• DIRECTIVE:
Extract all of the entries and give them again, word for word.

:::

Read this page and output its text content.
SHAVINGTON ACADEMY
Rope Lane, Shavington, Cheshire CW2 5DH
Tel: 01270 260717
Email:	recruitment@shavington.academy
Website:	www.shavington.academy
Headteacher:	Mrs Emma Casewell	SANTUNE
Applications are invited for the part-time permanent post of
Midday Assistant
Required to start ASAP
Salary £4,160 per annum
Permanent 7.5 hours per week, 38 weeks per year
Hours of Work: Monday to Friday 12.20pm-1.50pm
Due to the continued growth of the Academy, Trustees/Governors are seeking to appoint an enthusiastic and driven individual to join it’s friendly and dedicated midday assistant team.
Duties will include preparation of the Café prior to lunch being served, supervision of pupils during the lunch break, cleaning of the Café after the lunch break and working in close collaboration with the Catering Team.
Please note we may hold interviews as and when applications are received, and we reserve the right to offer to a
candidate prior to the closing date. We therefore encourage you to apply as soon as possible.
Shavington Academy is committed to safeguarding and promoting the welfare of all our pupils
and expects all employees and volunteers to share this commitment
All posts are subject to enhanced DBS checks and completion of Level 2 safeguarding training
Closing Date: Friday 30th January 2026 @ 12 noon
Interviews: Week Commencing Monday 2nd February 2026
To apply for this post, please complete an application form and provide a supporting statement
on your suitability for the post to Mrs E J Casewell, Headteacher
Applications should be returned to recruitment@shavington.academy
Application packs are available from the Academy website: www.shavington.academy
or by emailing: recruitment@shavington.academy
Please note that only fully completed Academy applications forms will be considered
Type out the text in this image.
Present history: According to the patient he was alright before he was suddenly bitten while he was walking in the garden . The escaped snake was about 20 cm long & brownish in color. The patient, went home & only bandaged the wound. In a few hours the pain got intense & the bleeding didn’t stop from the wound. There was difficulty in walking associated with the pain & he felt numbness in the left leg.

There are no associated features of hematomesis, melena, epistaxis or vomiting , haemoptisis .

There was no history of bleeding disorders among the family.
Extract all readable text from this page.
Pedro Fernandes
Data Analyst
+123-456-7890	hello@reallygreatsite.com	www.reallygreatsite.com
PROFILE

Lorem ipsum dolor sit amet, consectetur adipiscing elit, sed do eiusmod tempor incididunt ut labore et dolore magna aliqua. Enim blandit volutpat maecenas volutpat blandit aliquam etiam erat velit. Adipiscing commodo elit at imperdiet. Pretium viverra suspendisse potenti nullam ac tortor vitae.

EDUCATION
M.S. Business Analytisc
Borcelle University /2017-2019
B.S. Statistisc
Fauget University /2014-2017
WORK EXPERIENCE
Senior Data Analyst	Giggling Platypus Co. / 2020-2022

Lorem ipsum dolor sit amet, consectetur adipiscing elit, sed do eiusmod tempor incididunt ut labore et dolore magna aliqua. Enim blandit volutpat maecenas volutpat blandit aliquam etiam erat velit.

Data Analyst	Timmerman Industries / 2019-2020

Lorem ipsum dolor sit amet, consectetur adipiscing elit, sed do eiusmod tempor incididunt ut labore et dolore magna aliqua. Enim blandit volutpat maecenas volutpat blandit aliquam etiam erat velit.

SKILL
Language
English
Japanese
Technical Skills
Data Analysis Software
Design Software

:::

• FINISHED ANSWER:
Read this page and output its text content.
SHAVINGTON ACADEMY
Rope Lane, Shavington, Cheshire CW2 5DH
Tel: 01270 260717
Email:	recruitment@shavington.academy
Website:	www.shavington.academy
Headteacher:	Mrs Emma Casewell	SANTUNE
Applications are invited for the part-time permanent post of
Midday Assistant
Required to start ASAP
Salary £4,160 per annum
Permanent 7.5 hours per week, 38 weeks per year
Hours of Work: Monday to Friday 12.20pm-1.50pm
Due to the continued growth of the Academy, Trustees/Governors are seeking to appoint an enthusiastic and driven individual to join it’s friendly and dedicated midday assistant team.
Duties will include preparation of the Café prior to lunch being served, supervision of pupils during the lunch break, cleaning of the Café after the lunch break and working in close collaboration with the Catering Team.
Please note we may hold interviews as and when applications are received, and we reserve the right to offer to a
candidate prior to the closing date. We therefore encourage you to apply as soon as possible.
Shavington Academy is committed to safeguarding and promoting the welfare of all our pupils
and expects all employees and volunteers to share this commitment
All posts are subject to enhanced DBS checks and completion of Level 2 safeguarding training
Closing Date: Friday 30th January 2026 @ 12 noon
Interviews: Week Commencing Monday 2nd February 2026
To apply for this post, please complete an application form and provide a supporting statement
on your suitability for the post to Mrs E J Casewell, Headteacher
Applications should be returned to recruitment@shavington.academy
Application packs are available from the Academy website: www.shavington.academy
or by emailing: recruitment@shavington.academy
Please note that only fully completed Academy applications forms will be considered
Type out the text in this image.
Present history: According to the patient he was alright before he was suddenly bitten while he was walking in the garden . The escaped snake was about 20 cm long & brownish in color. The patient, went home & only bandaged the wound. In a few hours the pain got intense & the bleeding didn’t stop from the wound. There was difficulty in walking associated with the pain & he felt numbness in the left leg.

There are no associated features of hematomesis, melena, epistaxis or vomiting , haemoptisis .

There was no history of bleeding disorders among the family.
Extract all readable text from this page.
Pedro Fernandes
Data Analyst
+123-456-7890	hello@reallygreatsite.com	www.reallygreatsite.com
PROFILE

Lorem ipsum dolor sit amet, consectetur adipiscing elit, sed do eiusmod tempor incididunt ut labore et dolore magna aliqua. Enim blandit volutpat maecenas volutpat blandit aliquam etiam erat velit. Adipiscing commodo elit at imperdiet. Pretium viverra suspendisse potenti nullam ac tortor vitae.

EDUCATION
M.S. Business Analytisc
Borcelle University /2017-2019
B.S. Statistisc
Fauget University /2014-2017
WORK EXPERIENCE
Senior Data Analyst	Giggling Platypus Co. / 2020-2022

Lorem ipsum dolor sit amet, consectetur adipiscing elit, sed do eiusmod tempor incididunt ut labore et dolore magna aliqua. Enim blandit volutpat maecenas volutpat blandit aliquam etiam erat velit.

Data Analyst	Timmerman Industries / 2019-2020

Lorem ipsum dolor sit amet, consectetur adipiscing elit, sed do eiusmod tempor incididunt ut labore et dolore magna aliqua. Enim blandit volutpat maecenas volutpat blandit aliquam etiam erat velit.

SKILL
Language
English
Japanese
Technical Skills
Data Analysis Software
Design Software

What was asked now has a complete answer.